Problem> Exclude the pictures, then copy all remaining records exactly.

Data rows>
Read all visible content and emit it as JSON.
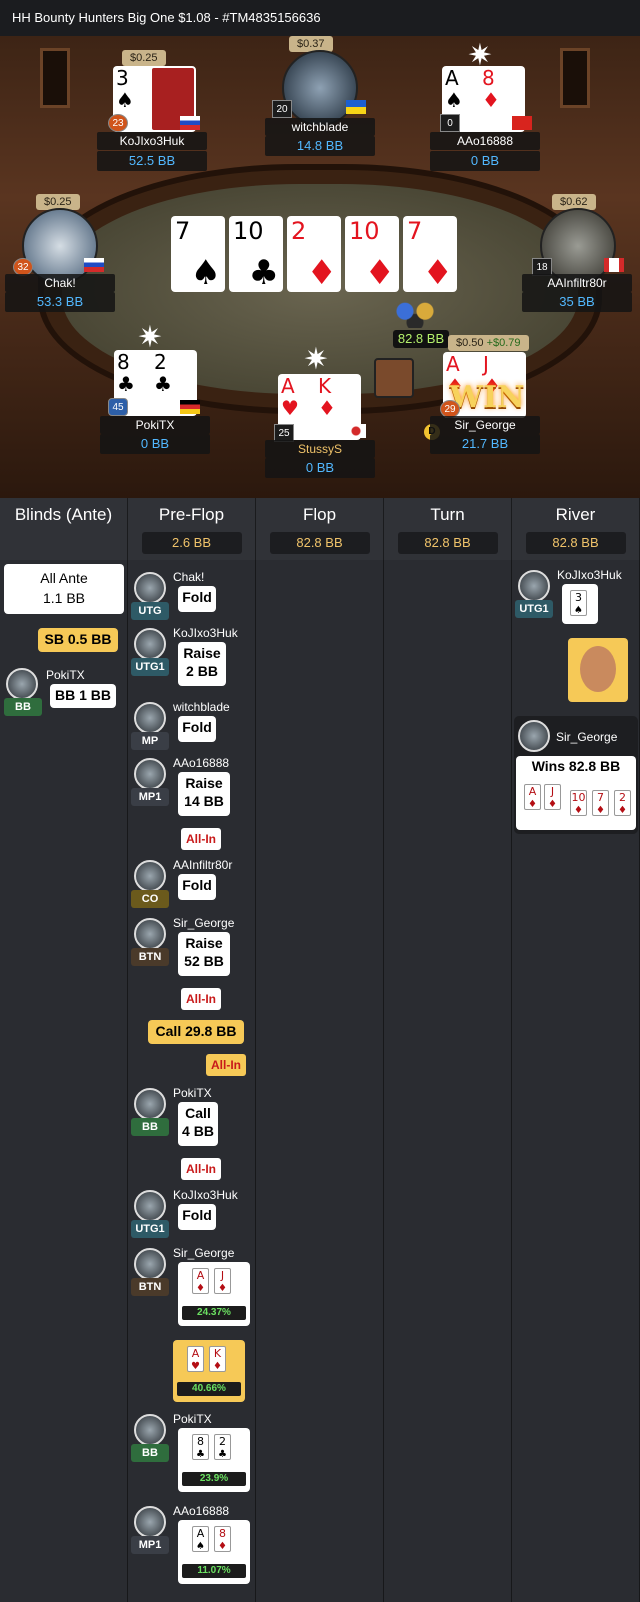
{
  "header": {
    "title": "HH  Bounty Hunters Big One $1.08   - #TM4835156636"
  },
  "table": {
    "pot": "82.8 BB",
    "board": [
      {
        "rank": "7",
        "suit": "♠",
        "color": "black"
      },
      {
        "rank": "10",
        "suit": "♣",
        "color": "black"
      },
      {
        "rank": "2",
        "suit": "♦",
        "color": "red"
      },
      {
        "rank": "10",
        "suit": "♦",
        "color": "red"
      },
      {
        "rank": "7",
        "suit": "♦",
        "color": "red"
      }
    ],
    "seats": {
      "kojixo": {
        "name": "KoJIxo3Huk",
        "stack": "52.5 BB",
        "bet": "$0.25",
        "level": "23",
        "cards": [
          {
            "rank": "3",
            "suit": "♠"
          }
        ]
      },
      "witch": {
        "name": "witchblade",
        "stack": "14.8 BB",
        "bet": "$0.37",
        "level": "20"
      },
      "aao": {
        "name": "AAo16888",
        "stack": "0 BB",
        "level": "0",
        "cards": [
          {
            "rank": "A",
            "suit": "♠"
          },
          {
            "rank": "8",
            "suit": "♦"
          }
        ]
      },
      "chak": {
        "name": "Chak!",
        "stack": "53.3 BB",
        "bet": "$0.25",
        "level": "32"
      },
      "aainf": {
        "name": "AAInfiltr80r",
        "stack": "35 BB",
        "bet": "$0.62",
        "level": "18"
      },
      "poki": {
        "name": "PokiTX",
        "stack": "0 BB",
        "level": "45",
        "cards": [
          {
            "rank": "8",
            "suit": "♣"
          },
          {
            "rank": "2",
            "suit": "♣"
          }
        ]
      },
      "stussy": {
        "name": "StussyS",
        "stack": "0 BB",
        "level": "25",
        "cards": [
          {
            "rank": "A",
            "suit": "♥"
          },
          {
            "rank": "K",
            "suit": "♦"
          }
        ]
      },
      "george": {
        "name": "Sir_George",
        "stack": "21.7 BB",
        "bet": "$0.50",
        "bounty": "+$0.79",
        "level": "29",
        "cards": [
          {
            "rank": "A",
            "suit": "♦"
          },
          {
            "rank": "J",
            "suit": "♦"
          }
        ],
        "win_label": "WIN",
        "dealer": "D"
      }
    }
  },
  "columns": [
    {
      "title": "Blinds (Ante)",
      "pot": ""
    },
    {
      "title": "Pre-Flop",
      "pot": "2.6 BB"
    },
    {
      "title": "Flop",
      "pot": "82.8 BB"
    },
    {
      "title": "Turn",
      "pot": "82.8 BB"
    },
    {
      "title": "River",
      "pot": "82.8 BB"
    }
  ],
  "blinds": {
    "ante": "All Ante\n1.1 BB",
    "sb": "SB 0.5 BB",
    "bb_player": "PokiTX",
    "bb_pos": "BB",
    "bb": "BB 1 BB"
  },
  "preflop": [
    {
      "player": "Chak!",
      "pos": "UTG",
      "action": "Fold"
    },
    {
      "player": "KoJIxo3Huk",
      "pos": "UTG1",
      "action": "Raise\n2 BB"
    },
    {
      "player": "witchblade",
      "pos": "MP",
      "action": "Fold"
    },
    {
      "player": "AAo16888",
      "pos": "MP1",
      "action": "Raise\n14 BB",
      "allin": "All-In"
    },
    {
      "player": "AAInfiltr80r",
      "pos": "CO",
      "action": "Fold"
    },
    {
      "player": "Sir_George",
      "pos": "BTN",
      "action": "Raise\n52 BB",
      "allin": "All-In"
    },
    {
      "action": "Call 29.8 BB",
      "allin": "All-In"
    },
    {
      "player": "PokiTX",
      "pos": "BB",
      "action": "Call\n4 BB",
      "allin": "All-In"
    },
    {
      "player": "KoJIxo3Huk",
      "pos": "UTG1",
      "action": "Fold"
    }
  ],
  "showdown": [
    {
      "player": "Sir_George",
      "pos": "BTN",
      "equity": "24.37%"
    },
    {
      "equity": "40.66%"
    },
    {
      "player": "PokiTX",
      "pos": "BB",
      "equity": "23.9%"
    },
    {
      "player": "AAo16888",
      "pos": "MP1",
      "equity": "11.07%"
    }
  ],
  "river": {
    "player": "KoJIxo3Huk",
    "pos": "UTG1",
    "winner": "Sir_George",
    "wins": "Wins 82.8 BB"
  },
  "colors": {
    "accent": "#f6c957",
    "stack_blue": "#52b8ff",
    "equity_green": "#6be061",
    "allin_red": "#c81a1a"
  }
}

Result for this task>
Read all visible content and emit it as JSON.
{
  "header": {
    "title": "HH  Bounty Hunters Big One $1.08   - #TM4835156636"
  },
  "table": {
    "pot": "82.8 BB",
    "board": [
      {
        "rank": "7",
        "suit": "♠",
        "color": "black"
      },
      {
        "rank": "10",
        "suit": "♣",
        "color": "black"
      },
      {
        "rank": "2",
        "suit": "♦",
        "color": "red"
      },
      {
        "rank": "10",
        "suit": "♦",
        "color": "red"
      },
      {
        "rank": "7",
        "suit": "♦",
        "color": "red"
      }
    ],
    "seats": {
      "kojixo": {
        "name": "KoJIxo3Huk",
        "stack": "52.5 BB",
        "bet": "$0.25",
        "level": "23",
        "cards": [
          {
            "rank": "3",
            "suit": "♠"
          }
        ]
      },
      "witch": {
        "name": "witchblade",
        "stack": "14.8 BB",
        "bet": "$0.37",
        "level": "20"
      },
      "aao": {
        "name": "AAo16888",
        "stack": "0 BB",
        "level": "0",
        "cards": [
          {
            "rank": "A",
            "suit": "♠"
          },
          {
            "rank": "8",
            "suit": "♦"
          }
        ]
      },
      "chak": {
        "name": "Chak!",
        "stack": "53.3 BB",
        "bet": "$0.25",
        "level": "32"
      },
      "aainf": {
        "name": "AAInfiltr80r",
        "stack": "35 BB",
        "bet": "$0.62",
        "level": "18"
      },
      "poki": {
        "name": "PokiTX",
        "stack": "0 BB",
        "level": "45",
        "cards": [
          {
            "rank": "8",
            "suit": "♣"
          },
          {
            "rank": "2",
            "suit": "♣"
          }
        ]
      },
      "stussy": {
        "name": "StussyS",
        "stack": "0 BB",
        "level": "25",
        "cards": [
          {
            "rank": "A",
            "suit": "♥"
          },
          {
            "rank": "K",
            "suit": "♦"
          }
        ]
      },
      "george": {
        "name": "Sir_George",
        "stack": "21.7 BB",
        "bet": "$0.50",
        "bounty": "+$0.79",
        "level": "29",
        "cards": [
          {
            "rank": "A",
            "suit": "♦"
          },
          {
            "rank": "J",
            "suit": "♦"
          }
        ],
        "win_label": "WIN",
        "dealer": "D"
      }
    }
  },
  "columns": [
    {
      "title": "Blinds (Ante)",
      "pot": ""
    },
    {
      "title": "Pre-Flop",
      "pot": "2.6 BB"
    },
    {
      "title": "Flop",
      "pot": "82.8 BB"
    },
    {
      "title": "Turn",
      "pot": "82.8 BB"
    },
    {
      "title": "River",
      "pot": "82.8 BB"
    }
  ],
  "blinds": {
    "ante": "All Ante\n1.1 BB",
    "sb": "SB 0.5 BB",
    "bb_player": "PokiTX",
    "bb_pos": "BB",
    "bb": "BB 1 BB"
  },
  "preflop": [
    {
      "player": "Chak!",
      "pos": "UTG",
      "action": "Fold"
    },
    {
      "player": "KoJIxo3Huk",
      "pos": "UTG1",
      "action": "Raise\n2 BB"
    },
    {
      "player": "witchblade",
      "pos": "MP",
      "action": "Fold"
    },
    {
      "player": "AAo16888",
      "pos": "MP1",
      "action": "Raise\n14 BB",
      "allin": "All-In"
    },
    {
      "player": "AAInfiltr80r",
      "pos": "CO",
      "action": "Fold"
    },
    {
      "player": "Sir_George",
      "pos": "BTN",
      "action": "Raise\n52 BB",
      "allin": "All-In"
    },
    {
      "action": "Call 29.8 BB",
      "allin": "All-In"
    },
    {
      "player": "PokiTX",
      "pos": "BB",
      "action": "Call\n4 BB",
      "allin": "All-In"
    },
    {
      "player": "KoJIxo3Huk",
      "pos": "UTG1",
      "action": "Fold"
    }
  ],
  "showdown": [
    {
      "player": "Sir_George",
      "pos": "BTN",
      "equity": "24.37%"
    },
    {
      "equity": "40.66%"
    },
    {
      "player": "PokiTX",
      "pos": "BB",
      "equity": "23.9%"
    },
    {
      "player": "AAo16888",
      "pos": "MP1",
      "equity": "11.07%"
    }
  ],
  "river": {
    "player": "KoJIxo3Huk",
    "pos": "UTG1",
    "winner": "Sir_George",
    "wins": "Wins 82.8 BB"
  },
  "colors": {
    "accent": "#f6c957",
    "stack_blue": "#52b8ff",
    "equity_green": "#6be061",
    "allin_red": "#c81a1a"
  }
}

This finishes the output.